◆ Prompt ◆
Set down the records word for word, from their first line through the line that contains "Text: GSM847030: GSM847030", including both of those lines.

◆ Data in this exercise ◆
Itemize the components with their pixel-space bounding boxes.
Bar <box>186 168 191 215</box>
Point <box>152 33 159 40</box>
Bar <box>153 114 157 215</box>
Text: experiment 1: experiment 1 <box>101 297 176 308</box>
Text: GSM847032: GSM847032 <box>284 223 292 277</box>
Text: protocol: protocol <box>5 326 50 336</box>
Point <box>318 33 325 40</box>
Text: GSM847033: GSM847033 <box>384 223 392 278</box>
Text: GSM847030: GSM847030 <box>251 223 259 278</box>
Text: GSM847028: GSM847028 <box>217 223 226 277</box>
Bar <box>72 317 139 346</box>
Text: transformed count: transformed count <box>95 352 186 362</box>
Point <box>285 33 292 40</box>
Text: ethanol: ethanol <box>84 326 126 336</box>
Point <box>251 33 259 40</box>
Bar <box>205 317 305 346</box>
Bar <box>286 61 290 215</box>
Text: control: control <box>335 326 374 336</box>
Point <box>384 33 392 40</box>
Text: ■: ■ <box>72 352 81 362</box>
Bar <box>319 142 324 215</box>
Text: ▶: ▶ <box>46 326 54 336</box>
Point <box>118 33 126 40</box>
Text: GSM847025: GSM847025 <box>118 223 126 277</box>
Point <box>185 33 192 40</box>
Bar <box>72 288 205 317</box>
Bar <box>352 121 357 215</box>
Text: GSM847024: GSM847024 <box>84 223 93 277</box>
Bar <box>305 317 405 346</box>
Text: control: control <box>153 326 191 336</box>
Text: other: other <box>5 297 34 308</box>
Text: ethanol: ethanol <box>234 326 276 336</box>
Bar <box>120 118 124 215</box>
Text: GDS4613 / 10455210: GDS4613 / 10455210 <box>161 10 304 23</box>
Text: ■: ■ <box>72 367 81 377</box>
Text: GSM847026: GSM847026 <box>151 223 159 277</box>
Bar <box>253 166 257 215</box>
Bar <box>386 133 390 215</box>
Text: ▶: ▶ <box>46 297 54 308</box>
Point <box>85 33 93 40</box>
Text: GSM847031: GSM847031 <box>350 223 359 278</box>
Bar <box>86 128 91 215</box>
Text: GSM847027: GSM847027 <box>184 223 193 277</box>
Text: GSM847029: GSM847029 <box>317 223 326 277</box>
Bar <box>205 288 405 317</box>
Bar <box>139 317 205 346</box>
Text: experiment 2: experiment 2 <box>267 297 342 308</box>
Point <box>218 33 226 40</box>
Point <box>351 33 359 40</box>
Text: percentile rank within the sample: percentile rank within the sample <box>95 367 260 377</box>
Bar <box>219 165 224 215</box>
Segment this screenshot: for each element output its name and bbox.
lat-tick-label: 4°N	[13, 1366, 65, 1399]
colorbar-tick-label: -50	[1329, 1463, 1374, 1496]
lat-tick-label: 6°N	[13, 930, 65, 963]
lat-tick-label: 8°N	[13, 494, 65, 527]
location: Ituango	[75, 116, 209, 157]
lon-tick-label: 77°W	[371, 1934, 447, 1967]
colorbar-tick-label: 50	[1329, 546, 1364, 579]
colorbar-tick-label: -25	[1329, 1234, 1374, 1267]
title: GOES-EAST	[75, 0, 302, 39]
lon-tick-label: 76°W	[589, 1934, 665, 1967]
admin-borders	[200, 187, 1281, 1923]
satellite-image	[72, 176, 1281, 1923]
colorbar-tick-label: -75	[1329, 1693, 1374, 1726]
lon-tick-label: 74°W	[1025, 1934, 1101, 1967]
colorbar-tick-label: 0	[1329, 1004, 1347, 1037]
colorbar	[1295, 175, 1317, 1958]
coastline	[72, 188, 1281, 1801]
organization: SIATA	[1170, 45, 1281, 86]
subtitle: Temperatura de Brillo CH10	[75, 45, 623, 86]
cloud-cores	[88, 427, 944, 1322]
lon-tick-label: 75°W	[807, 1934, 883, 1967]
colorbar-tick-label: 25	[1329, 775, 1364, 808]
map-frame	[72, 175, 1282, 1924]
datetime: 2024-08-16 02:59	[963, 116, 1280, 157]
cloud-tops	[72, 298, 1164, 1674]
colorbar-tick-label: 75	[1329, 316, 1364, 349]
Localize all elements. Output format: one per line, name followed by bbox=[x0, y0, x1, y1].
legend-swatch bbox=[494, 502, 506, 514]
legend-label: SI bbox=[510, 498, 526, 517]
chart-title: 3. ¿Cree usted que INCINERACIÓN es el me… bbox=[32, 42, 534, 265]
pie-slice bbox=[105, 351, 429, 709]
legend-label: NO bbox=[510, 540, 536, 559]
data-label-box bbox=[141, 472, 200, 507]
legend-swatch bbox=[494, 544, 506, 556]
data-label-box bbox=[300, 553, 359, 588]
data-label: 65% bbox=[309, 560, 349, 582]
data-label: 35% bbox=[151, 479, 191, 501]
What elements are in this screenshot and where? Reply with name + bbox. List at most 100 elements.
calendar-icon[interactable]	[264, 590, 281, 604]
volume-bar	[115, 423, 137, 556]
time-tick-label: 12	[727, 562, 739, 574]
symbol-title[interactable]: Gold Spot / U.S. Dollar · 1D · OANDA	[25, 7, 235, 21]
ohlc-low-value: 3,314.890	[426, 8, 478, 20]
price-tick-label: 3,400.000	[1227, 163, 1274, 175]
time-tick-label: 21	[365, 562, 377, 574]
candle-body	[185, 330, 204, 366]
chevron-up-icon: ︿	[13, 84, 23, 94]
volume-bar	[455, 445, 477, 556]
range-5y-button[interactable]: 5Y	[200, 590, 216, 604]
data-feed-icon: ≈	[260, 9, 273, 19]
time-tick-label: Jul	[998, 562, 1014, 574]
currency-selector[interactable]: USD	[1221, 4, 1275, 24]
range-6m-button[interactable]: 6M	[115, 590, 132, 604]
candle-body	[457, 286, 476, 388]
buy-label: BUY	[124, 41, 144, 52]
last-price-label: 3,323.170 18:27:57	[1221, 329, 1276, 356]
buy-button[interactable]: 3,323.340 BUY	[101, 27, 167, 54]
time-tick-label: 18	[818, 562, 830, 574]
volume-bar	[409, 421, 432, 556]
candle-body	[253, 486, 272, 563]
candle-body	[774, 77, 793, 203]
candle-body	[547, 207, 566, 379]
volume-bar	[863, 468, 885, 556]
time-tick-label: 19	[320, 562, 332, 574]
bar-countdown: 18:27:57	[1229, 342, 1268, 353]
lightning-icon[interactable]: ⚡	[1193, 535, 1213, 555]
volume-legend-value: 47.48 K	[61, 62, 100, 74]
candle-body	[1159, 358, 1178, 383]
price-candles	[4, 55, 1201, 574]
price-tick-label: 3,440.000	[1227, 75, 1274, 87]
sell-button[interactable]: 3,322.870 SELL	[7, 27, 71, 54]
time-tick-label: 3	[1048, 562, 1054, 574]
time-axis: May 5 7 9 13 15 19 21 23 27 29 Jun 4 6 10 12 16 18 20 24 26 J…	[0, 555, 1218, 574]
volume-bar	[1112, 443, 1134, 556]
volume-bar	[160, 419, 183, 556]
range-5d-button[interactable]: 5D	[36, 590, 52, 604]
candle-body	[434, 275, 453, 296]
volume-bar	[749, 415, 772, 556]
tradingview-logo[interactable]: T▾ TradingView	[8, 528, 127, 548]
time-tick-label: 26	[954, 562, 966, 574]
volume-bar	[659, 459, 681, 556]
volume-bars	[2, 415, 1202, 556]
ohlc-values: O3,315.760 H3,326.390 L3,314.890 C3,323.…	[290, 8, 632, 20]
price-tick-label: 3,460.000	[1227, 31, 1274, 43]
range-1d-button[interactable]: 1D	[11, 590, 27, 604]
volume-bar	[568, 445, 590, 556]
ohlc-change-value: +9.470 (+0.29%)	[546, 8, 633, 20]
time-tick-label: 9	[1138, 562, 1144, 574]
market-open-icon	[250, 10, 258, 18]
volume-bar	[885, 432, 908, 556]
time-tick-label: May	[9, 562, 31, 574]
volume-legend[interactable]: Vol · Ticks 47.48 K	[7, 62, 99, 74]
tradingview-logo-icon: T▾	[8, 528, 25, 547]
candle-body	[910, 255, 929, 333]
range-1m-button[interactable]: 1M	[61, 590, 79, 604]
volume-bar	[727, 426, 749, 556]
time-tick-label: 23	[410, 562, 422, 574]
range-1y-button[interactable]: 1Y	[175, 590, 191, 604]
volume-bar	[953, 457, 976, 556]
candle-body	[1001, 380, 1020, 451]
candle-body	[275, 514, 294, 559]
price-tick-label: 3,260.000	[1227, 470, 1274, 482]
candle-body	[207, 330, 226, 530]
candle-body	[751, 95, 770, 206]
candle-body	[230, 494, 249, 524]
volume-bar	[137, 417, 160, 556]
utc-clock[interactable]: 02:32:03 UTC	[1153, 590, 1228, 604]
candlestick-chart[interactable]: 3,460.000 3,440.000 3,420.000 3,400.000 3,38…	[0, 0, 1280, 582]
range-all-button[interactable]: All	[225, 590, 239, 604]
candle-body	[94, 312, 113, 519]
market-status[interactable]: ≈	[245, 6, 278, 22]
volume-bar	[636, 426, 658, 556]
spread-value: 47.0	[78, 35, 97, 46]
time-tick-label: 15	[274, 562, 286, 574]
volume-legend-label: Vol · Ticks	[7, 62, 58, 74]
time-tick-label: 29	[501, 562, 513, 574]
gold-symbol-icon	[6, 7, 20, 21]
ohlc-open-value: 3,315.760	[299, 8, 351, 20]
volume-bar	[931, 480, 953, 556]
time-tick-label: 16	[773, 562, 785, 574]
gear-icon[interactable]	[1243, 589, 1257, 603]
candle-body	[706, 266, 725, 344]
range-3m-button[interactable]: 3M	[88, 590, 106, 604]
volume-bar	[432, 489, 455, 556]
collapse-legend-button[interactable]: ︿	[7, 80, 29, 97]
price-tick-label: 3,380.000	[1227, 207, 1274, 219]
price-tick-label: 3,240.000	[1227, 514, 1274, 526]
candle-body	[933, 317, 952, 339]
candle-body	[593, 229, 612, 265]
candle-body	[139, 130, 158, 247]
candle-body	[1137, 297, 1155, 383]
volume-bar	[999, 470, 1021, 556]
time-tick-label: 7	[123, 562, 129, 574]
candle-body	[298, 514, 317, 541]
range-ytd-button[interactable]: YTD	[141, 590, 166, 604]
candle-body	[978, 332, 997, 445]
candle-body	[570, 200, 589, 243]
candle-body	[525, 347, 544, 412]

◆ Answer to the problem ◆
Itemize the components with their pixel-space bounding boxes.
Bar <box>186 168 191 215</box>
Point <box>152 33 159 40</box>
Bar <box>153 114 157 215</box>
Text: experiment 1: experiment 1 <box>101 297 176 308</box>
Text: GSM847032: GSM847032 <box>284 223 292 277</box>
Text: protocol: protocol <box>5 326 50 336</box>
Point <box>318 33 325 40</box>
Text: GSM847033: GSM847033 <box>384 223 392 278</box>
Text: GSM847030: GSM847030 <box>251 223 259 278</box>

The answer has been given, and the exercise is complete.